Excerpted records:
══════

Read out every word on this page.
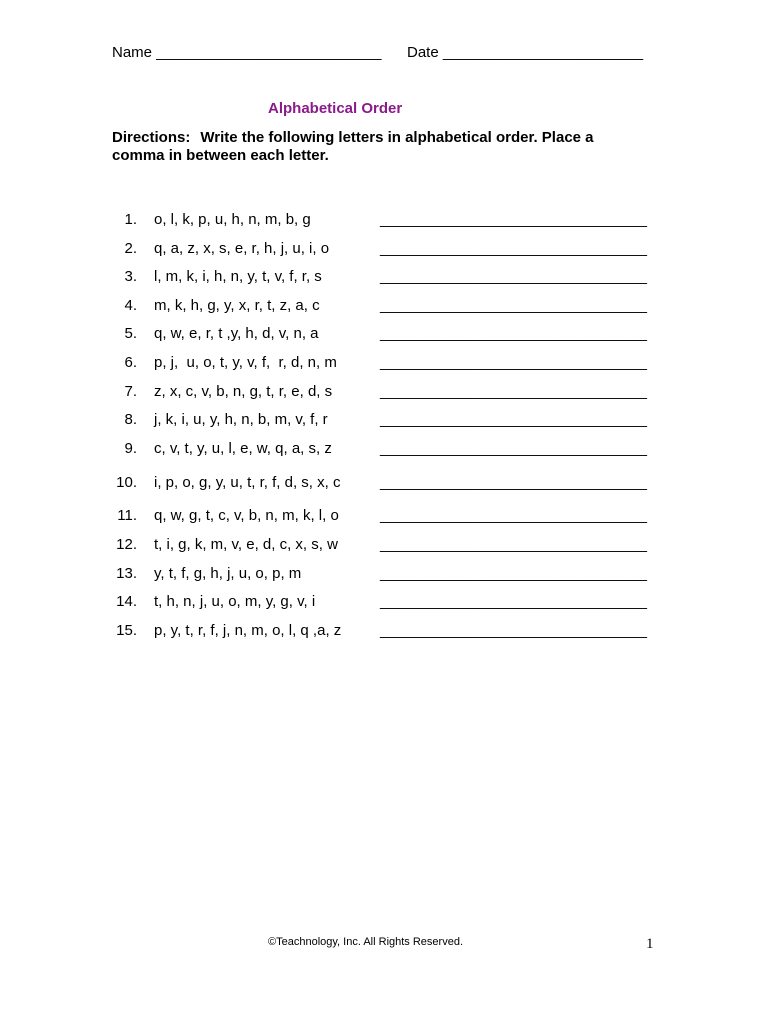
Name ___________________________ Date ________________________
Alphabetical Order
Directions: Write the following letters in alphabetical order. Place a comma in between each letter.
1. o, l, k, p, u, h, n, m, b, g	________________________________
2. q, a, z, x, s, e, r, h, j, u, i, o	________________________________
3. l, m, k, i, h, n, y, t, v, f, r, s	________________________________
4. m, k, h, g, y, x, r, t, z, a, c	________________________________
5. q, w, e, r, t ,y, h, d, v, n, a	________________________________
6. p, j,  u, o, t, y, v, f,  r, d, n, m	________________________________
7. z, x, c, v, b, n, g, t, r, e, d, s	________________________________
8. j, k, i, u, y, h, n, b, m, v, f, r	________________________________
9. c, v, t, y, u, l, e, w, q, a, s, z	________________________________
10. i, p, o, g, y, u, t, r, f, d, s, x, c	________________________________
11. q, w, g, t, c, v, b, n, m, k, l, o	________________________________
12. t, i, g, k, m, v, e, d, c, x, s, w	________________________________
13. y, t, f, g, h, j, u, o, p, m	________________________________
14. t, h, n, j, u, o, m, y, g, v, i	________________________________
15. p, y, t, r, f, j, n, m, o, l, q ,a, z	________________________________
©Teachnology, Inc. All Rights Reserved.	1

══════

Stated problem: The data above should be repeated exactly, minus any pictures.

Full solution:
Read out every word on this page.
Name ___________________________ Date ________________________
Alphabetical Order
Directions: Write the following letters in alphabetical order. Place a comma in between each letter.
1. o, l, k, p, u, h, n, m, b, g	________________________________
2. q, a, z, x, s, e, r, h, j, u, i, o	________________________________
3. l, m, k, i, h, n, y, t, v, f, r, s	________________________________
4. m, k, h, g, y, x, r, t, z, a, c	________________________________
5. q, w, e, r, t ,y, h, d, v, n, a	________________________________
6. p, j,  u, o, t, y, v, f,  r, d, n, m	________________________________
7. z, x, c, v, b, n, g, t, r, e, d, s	________________________________
8. j, k, i, u, y, h, n, b, m, v, f, r	________________________________
9. c, v, t, y, u, l, e, w, q, a, s, z	________________________________
10. i, p, o, g, y, u, t, r, f, d, s, x, c	________________________________
11. q, w, g, t, c, v, b, n, m, k, l, o	________________________________
12. t, i, g, k, m, v, e, d, c, x, s, w	________________________________
13. y, t, f, g, h, j, u, o, p, m	________________________________
14. t, h, n, j, u, o, m, y, g, v, i	________________________________
15. p, y, t, r, f, j, n, m, o, l, q ,a, z	________________________________
©Teachnology, Inc. All Rights Reserved.	1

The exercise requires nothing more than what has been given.